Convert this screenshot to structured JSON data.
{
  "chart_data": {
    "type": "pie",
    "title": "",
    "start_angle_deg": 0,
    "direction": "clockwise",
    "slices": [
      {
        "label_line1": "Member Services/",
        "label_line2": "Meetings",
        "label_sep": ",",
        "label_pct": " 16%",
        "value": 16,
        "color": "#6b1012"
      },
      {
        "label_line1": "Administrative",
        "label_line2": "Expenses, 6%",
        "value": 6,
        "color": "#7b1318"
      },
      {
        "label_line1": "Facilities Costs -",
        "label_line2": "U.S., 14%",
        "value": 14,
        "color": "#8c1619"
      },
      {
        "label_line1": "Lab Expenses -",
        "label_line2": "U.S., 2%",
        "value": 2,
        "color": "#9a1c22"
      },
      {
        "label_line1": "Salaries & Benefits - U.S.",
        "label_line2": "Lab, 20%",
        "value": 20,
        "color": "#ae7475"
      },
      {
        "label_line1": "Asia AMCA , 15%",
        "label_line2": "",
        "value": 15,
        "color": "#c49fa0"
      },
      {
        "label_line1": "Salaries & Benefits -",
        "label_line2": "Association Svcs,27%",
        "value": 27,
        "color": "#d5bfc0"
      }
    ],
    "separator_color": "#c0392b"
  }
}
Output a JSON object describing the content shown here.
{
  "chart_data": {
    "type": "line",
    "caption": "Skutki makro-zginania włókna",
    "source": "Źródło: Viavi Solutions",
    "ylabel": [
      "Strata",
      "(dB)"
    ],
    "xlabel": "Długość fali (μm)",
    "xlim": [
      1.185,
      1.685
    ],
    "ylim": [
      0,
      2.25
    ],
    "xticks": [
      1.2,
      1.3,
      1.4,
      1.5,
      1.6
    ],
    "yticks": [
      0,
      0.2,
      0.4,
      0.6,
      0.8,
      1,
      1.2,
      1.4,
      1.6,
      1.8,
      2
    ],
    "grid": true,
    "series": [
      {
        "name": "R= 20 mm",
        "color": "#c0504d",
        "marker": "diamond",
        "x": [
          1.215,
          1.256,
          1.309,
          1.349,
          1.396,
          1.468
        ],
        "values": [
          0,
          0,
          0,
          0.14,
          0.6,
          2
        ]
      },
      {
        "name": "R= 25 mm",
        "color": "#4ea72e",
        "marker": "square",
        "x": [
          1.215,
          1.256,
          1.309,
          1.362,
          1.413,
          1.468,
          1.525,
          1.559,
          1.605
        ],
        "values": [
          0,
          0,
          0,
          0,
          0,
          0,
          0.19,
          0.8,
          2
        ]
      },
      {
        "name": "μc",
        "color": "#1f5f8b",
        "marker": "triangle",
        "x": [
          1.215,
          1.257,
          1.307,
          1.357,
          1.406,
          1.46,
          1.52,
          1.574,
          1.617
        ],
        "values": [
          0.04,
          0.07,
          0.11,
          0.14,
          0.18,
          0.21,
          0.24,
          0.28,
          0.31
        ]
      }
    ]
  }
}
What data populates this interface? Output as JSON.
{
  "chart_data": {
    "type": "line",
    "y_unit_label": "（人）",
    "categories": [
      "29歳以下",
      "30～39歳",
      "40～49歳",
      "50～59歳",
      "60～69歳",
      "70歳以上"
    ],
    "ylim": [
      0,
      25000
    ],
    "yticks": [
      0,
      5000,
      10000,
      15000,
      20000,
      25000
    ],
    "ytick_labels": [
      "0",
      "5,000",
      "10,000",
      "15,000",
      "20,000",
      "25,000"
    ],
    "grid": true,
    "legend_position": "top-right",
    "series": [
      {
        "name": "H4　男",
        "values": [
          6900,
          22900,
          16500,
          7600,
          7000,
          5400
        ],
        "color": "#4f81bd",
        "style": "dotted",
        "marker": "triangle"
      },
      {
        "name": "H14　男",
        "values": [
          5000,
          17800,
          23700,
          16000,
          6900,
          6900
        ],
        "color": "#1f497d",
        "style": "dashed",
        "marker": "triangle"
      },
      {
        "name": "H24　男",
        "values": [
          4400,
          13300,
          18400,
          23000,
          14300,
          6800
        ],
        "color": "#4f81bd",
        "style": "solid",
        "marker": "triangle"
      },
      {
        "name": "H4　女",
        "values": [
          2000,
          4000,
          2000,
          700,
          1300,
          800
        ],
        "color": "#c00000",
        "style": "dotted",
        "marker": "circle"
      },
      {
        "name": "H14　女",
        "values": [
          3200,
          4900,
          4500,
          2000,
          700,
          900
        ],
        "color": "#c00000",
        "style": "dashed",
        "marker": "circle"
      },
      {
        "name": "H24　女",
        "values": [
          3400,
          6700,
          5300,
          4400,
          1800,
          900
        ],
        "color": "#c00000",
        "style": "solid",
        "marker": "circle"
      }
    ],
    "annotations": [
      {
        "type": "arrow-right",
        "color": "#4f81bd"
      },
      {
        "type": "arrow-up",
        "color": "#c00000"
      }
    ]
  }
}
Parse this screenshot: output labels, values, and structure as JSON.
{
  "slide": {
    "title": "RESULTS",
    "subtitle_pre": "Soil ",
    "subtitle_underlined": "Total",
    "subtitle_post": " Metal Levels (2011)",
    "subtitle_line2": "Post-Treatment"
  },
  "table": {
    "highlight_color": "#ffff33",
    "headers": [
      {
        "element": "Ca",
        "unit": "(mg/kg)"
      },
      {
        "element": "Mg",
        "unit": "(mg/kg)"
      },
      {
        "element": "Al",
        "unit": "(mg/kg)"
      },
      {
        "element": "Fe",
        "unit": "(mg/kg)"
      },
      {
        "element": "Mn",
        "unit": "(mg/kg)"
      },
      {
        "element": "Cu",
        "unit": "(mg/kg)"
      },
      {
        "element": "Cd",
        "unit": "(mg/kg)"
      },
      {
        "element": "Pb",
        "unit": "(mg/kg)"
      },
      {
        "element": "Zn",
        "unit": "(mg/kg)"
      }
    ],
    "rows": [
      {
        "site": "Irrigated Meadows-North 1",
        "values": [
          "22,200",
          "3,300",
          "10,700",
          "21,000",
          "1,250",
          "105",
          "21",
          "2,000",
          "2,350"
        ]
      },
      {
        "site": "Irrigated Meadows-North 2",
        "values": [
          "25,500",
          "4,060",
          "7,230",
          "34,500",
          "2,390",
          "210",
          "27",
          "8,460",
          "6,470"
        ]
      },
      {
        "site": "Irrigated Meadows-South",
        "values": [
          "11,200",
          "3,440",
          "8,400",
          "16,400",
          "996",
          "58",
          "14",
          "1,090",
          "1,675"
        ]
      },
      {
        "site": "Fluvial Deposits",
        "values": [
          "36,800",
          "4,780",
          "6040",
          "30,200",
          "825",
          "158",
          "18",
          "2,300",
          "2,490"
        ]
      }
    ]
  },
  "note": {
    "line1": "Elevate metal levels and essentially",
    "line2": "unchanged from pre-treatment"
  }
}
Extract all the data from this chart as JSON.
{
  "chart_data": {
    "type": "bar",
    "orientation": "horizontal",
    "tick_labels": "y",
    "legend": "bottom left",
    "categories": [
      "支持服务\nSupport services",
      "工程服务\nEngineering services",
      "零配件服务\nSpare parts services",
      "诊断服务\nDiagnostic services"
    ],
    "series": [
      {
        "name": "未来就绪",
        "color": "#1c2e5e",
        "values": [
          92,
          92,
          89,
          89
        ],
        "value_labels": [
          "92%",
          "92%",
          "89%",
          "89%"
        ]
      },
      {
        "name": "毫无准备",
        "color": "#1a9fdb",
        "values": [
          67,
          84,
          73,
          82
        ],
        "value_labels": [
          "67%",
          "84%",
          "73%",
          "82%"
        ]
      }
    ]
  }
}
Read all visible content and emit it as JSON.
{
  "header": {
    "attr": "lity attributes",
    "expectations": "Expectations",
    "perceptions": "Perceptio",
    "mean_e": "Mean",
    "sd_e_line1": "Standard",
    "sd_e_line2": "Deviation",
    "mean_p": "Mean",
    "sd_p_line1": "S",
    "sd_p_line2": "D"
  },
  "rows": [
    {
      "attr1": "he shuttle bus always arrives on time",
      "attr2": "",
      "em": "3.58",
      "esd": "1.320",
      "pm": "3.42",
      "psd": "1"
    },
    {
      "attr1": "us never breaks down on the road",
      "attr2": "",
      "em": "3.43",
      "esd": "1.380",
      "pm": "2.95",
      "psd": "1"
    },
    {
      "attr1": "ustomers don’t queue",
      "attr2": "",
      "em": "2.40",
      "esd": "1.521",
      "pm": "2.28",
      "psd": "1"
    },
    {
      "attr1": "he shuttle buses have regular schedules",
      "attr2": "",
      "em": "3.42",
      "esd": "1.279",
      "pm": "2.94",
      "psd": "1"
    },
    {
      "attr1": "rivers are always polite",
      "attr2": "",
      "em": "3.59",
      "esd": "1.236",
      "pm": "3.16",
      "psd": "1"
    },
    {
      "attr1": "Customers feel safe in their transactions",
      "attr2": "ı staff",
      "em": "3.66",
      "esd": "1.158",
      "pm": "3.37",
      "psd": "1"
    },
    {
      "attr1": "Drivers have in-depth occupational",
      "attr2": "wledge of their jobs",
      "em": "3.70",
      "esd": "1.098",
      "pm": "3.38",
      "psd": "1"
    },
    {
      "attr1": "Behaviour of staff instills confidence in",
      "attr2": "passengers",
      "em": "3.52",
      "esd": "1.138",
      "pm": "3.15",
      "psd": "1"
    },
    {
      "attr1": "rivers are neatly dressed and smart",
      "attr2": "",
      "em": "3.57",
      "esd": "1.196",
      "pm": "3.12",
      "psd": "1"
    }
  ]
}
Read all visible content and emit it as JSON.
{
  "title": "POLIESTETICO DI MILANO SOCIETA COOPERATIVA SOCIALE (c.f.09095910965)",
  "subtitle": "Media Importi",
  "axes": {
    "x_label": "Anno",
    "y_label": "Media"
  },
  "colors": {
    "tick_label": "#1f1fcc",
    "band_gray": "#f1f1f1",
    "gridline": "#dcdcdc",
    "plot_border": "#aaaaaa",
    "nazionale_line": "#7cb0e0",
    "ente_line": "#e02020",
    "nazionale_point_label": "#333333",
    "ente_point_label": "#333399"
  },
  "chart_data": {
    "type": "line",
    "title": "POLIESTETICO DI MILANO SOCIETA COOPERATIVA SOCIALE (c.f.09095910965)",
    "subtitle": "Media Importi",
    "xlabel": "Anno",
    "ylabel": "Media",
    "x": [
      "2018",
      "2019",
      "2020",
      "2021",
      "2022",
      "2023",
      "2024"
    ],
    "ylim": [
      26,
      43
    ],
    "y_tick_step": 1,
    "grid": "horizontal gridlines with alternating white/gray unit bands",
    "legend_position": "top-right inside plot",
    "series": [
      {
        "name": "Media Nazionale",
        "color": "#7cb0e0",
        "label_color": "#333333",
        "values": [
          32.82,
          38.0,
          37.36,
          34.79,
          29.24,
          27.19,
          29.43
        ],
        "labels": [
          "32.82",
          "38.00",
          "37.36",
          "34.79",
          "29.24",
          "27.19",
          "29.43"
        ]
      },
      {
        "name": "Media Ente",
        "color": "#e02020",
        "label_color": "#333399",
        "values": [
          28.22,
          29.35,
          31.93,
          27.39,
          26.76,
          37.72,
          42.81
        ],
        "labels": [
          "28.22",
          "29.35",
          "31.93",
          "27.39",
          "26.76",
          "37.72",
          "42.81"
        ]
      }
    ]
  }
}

_ _ _ _

What needs to be done » Copy the lines from the entries above in which the word "element" appears.

Solution to this task »
        "element": "Ca",
        "element": "Mg",
        "element": "Al",
        "element": "Fe",
        "element": "Mn",
        "element": "Cu",
        "element": "Cd",
        "element": "Pb",
        "element": "Zn",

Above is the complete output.